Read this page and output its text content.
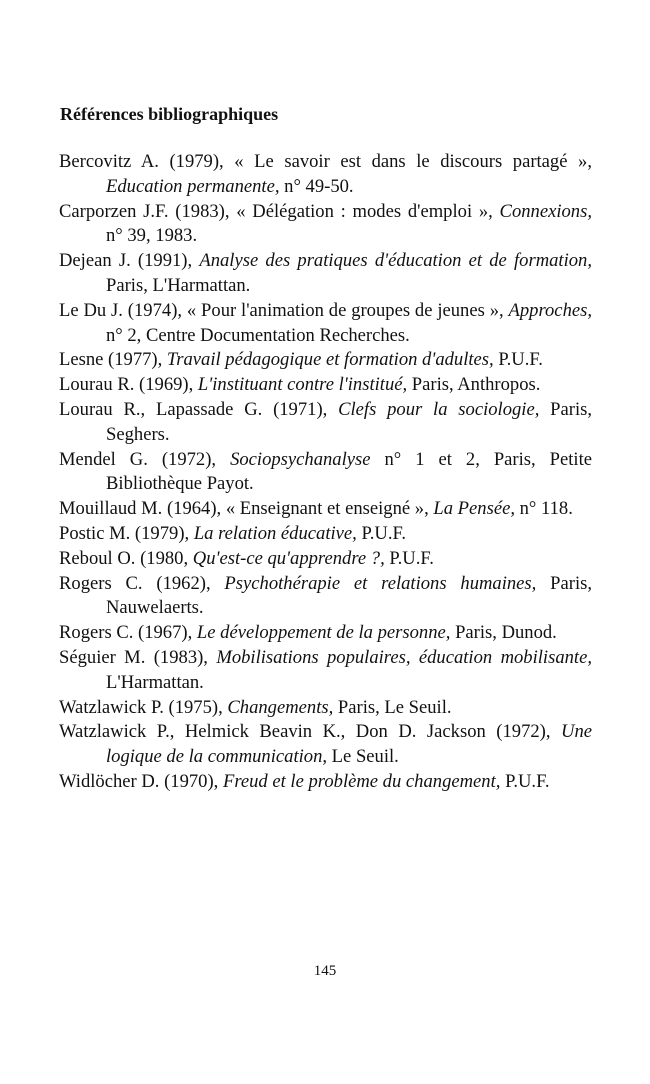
Références bibliographiques
Bercovitz A. (1979), « Le savoir est dans le discours partagé », Education permanente, n° 49-50.
Carporzen J.F. (1983), « Délégation : modes d'emploi », Connexions, n° 39, 1983.
Dejean J. (1991), Analyse des pratiques d'éducation et de formation, Paris, L'Harmattan.
Le Du J. (1974), « Pour l'animation de groupes de jeunes », Approches, n° 2, Centre Documentation Recherches.
Lesne (1977), Travail pédagogique et formation d'adultes, P.U.F.
Lourau R. (1969), L'instituant contre l'institué, Paris, Anthropos.
Lourau R., Lapassade G. (1971), Clefs pour la sociologie, Paris, Seghers.
Mendel G. (1972), Sociopsychanalyse n° 1 et 2, Paris, Petite Bibliothèque Payot.
Mouillaud M. (1964), « Enseignant et enseigné », La Pensée, n° 118.
Postic M. (1979), La relation éducative, P.U.F.
Reboul O. (1980, Qu'est-ce qu'apprendre ?, P.U.F.
Rogers C. (1962), Psychothérapie et relations humaines, Paris, Nauwelaerts.
Rogers C. (1967), Le développement de la personne, Paris, Dunod.
Séguier M. (1983), Mobilisations populaires, éducation mobilisante, L'Harmattan.
Watzlawick P. (1975), Changements, Paris, Le Seuil.
Watzlawick P., Helmick Beavin K., Don D. Jackson (1972), Une logique de la communication, Le Seuil.
Widlöcher D. (1970), Freud et le problème du changement, P.U.F.
145
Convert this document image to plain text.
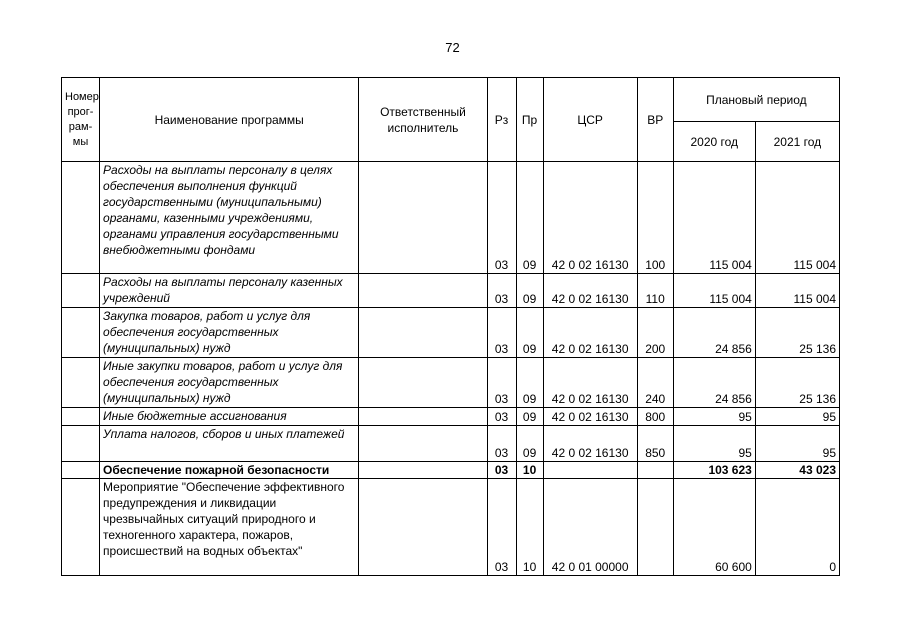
72
Номер прог-рам-мы	Наименование программы	Ответственный исполнитель	Рз	Пр	ЦСР	ВР	Плановый период	
							2020 год	2021 год
	Расходы на выплаты персоналу в целях обеспечения выполнения функций государственными (муниципальными) органами, казенными учреждениями, органами управления государственными внебюджетными фондами		03	09	42 0 02 16130	100	115 004	115 004
	Расходы на выплаты персоналу казенных учреждений		03	09	42 0 02 16130	110	115 004	115 004
	Закупка товаров, работ и услуг для обеспечения государственных (муниципальных) нужд		03	09	42 0 02 16130	200	24 856	25 136
	Иные закупки товаров, работ и услуг для обеспечения государственных (муниципальных) нужд		03	09	42 0 02 16130	240	24 856	25 136
	Иные бюджетные ассигнования		03	09	42 0 02 16130	800	95	95
	Уплата налогов, сборов и иных платежей		03	09	42 0 02 16130	850	95	95
	Обеспечение пожарной безопасности		03	10			103 623	43 023
	Мероприятие "Обеспечение эффективного предупреждения и ликвидации чрезвычайных ситуаций природного и техногенного характера, пожаров, происшествий на водных объектах"		03	10	42 0 01 00000		60 600	0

--

● **Brief**:
Leave images out of the retyped records; keep all else exact.

● **Finished task**:
Read this page and output its text content.
Références bibliographiques
Bercovitz A. (1979), « Le savoir est dans le discours partagé », Education permanente, n° 49-50.
Carporzen J.F. (1983), « Délégation : modes d'emploi », Connexions, n° 39, 1983.
Dejean J. (1991), Analyse des pratiques d'éducation et de formation, Paris, L'Harmattan.
Le Du J. (1974), « Pour l'animation de groupes de jeunes », Approches, n° 2, Centre Documentation Recherches.
Lesne (1977), Travail pédagogique et formation d'adultes, P.U.F.
Lourau R. (1969), L'instituant contre l'institué, Paris, Anthropos.
Lourau R., Lapassade G. (1971), Clefs pour la sociologie, Paris, Seghers.
Mendel G. (1972), Sociopsychanalyse n° 1 et 2, Paris, Petite Bibliothèque Payot.
Mouillaud M. (1964), « Enseignant et enseigné », La Pensée, n° 118.
Postic M. (1979), La relation éducative, P.U.F.
Reboul O. (1980, Qu'est-ce qu'apprendre ?, P.U.F.
Rogers C. (1962), Psychothérapie et relations humaines, Paris, Nauwelaerts.
Rogers C. (1967), Le développement de la personne, Paris, Dunod.
Séguier M. (1983), Mobilisations populaires, éducation mobilisante, L'Harmattan.
Watzlawick P. (1975), Changements, Paris, Le Seuil.
Watzlawick P., Helmick Beavin K., Don D. Jackson (1972), Une logique de la communication, Le Seuil.
Widlöcher D. (1970), Freud et le problème du changement, P.U.F.
145
Convert this document image to plain text.
72
Номер прог-рам-мы	Наименование программы	Ответственный исполнитель	Рз	Пр	ЦСР	ВР	Плановый период	
							2020 год	2021 год
	Расходы на выплаты персоналу в целях обеспечения выполнения функций государственными (муниципальными) органами, казенными учреждениями, органами управления государственными внебюджетными фондами		03	09	42 0 02 16130	100	115 004	115 004
	Расходы на выплаты персоналу казенных учреждений		03	09	42 0 02 16130	110	115 004	115 004
	Закупка товаров, работ и услуг для обеспечения государственных (муниципальных) нужд		03	09	42 0 02 16130	200	24 856	25 136
	Иные закупки товаров, работ и услуг для обеспечения государственных (муниципальных) нужд		03	09	42 0 02 16130	240	24 856	25 136
	Иные бюджетные ассигнования		03	09	42 0 02 16130	800	95	95
	Уплата налогов, сборов и иных платежей		03	09	42 0 02 16130	850	95	95
	Обеспечение пожарной безопасности		03	10			103 623	43 023
	Мероприятие "Обеспечение эффективного предупреждения и ликвидации чрезвычайных ситуаций природного и техногенного характера, пожаров, происшествий на водных объектах"		03	10	42 0 01 00000		60 600	0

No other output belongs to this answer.